To do =
Where a line holds "controindicazioni", copy it.

Data excerpts =
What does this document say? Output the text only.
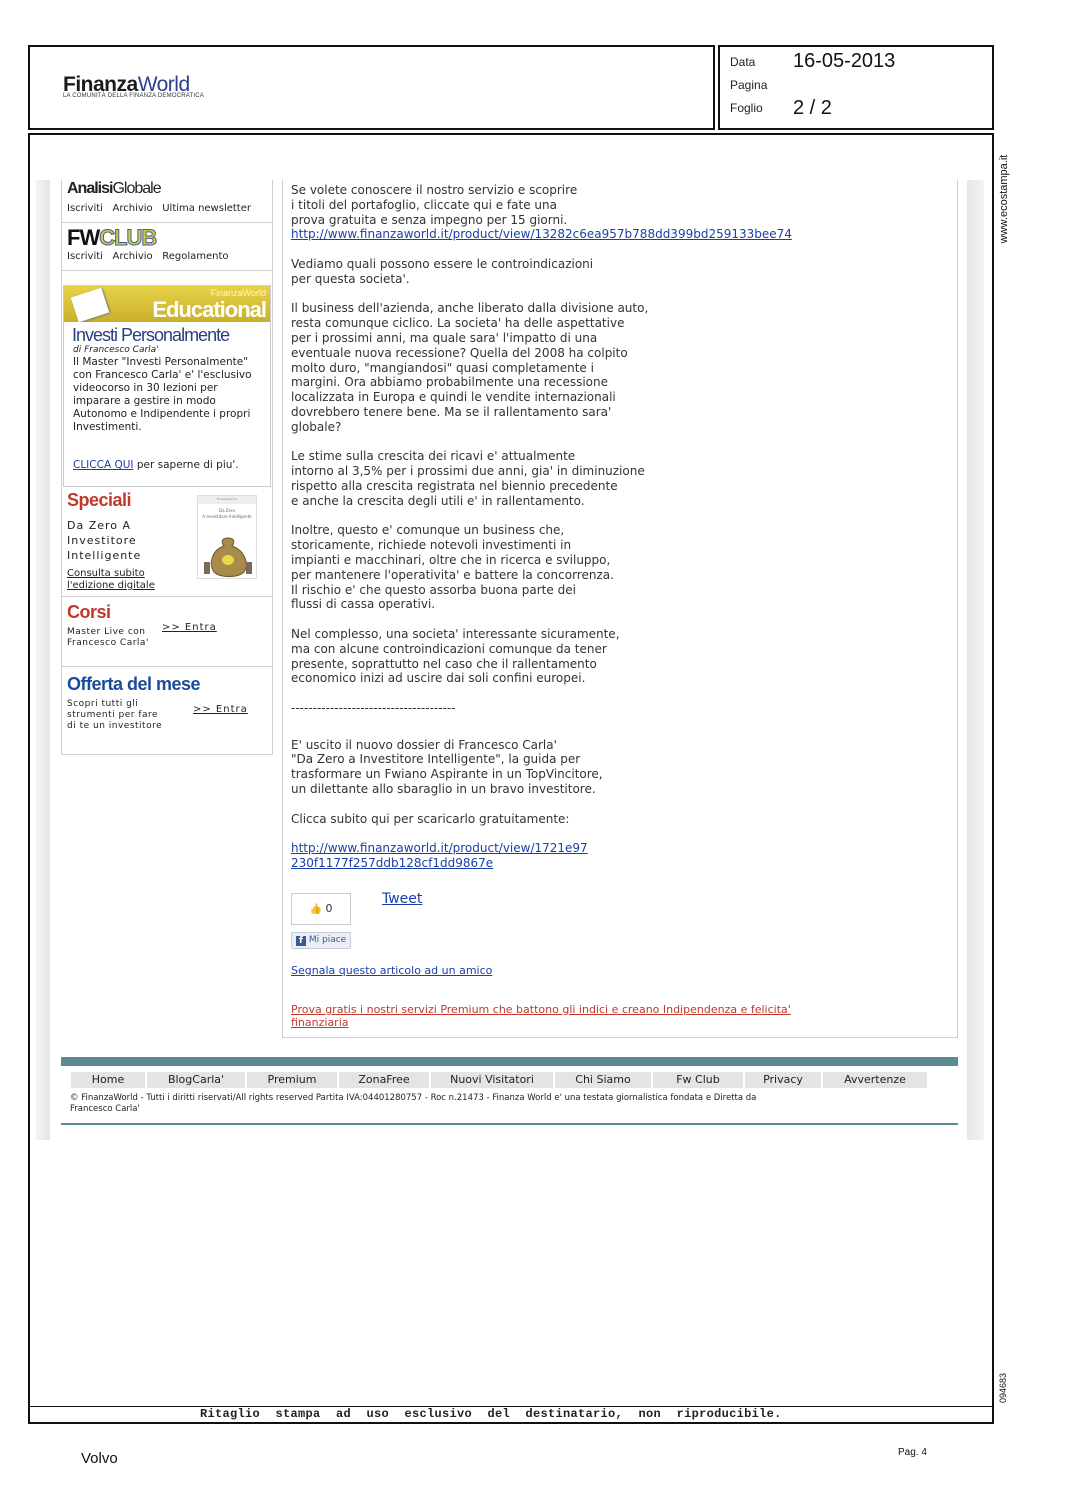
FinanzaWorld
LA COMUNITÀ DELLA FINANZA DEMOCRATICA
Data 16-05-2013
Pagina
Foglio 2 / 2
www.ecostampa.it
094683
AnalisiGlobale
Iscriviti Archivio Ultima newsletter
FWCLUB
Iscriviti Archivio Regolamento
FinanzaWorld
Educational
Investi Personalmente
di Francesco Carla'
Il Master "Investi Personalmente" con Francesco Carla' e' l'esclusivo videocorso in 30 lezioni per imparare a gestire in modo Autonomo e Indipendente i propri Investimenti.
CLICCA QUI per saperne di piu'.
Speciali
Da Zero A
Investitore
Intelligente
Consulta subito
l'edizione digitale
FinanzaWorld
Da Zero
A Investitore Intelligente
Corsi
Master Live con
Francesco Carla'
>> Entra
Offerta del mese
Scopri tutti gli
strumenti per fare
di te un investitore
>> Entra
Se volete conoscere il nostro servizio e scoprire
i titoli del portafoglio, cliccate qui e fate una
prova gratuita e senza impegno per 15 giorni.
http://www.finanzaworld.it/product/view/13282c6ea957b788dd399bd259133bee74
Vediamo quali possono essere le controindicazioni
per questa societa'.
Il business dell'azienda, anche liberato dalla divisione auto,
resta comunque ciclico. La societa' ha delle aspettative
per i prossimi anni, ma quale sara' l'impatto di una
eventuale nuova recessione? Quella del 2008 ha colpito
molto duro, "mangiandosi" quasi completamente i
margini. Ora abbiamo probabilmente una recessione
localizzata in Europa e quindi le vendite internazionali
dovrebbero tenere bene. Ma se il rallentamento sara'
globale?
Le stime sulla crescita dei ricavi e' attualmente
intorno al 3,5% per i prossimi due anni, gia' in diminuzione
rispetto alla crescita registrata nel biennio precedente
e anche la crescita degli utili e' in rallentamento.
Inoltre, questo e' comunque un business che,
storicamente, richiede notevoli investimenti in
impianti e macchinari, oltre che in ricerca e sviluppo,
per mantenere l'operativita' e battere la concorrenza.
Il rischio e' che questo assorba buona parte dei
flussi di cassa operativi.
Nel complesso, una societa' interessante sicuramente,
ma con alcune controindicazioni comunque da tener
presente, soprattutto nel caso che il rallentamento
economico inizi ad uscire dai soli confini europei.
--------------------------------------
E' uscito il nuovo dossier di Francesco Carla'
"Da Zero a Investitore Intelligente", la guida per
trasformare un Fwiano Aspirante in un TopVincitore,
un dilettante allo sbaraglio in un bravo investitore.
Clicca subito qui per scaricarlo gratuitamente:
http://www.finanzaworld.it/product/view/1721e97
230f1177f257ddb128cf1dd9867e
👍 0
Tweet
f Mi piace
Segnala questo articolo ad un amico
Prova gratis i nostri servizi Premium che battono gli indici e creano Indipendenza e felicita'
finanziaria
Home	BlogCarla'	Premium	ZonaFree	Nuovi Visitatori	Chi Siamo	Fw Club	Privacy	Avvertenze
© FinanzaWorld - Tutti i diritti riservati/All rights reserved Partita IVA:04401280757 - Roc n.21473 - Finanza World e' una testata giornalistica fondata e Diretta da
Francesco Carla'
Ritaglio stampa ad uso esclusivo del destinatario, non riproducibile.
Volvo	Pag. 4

Completed exercise =
Vediamo quali possono essere le controindicazioni
ma con alcune controindicazioni comunque da tener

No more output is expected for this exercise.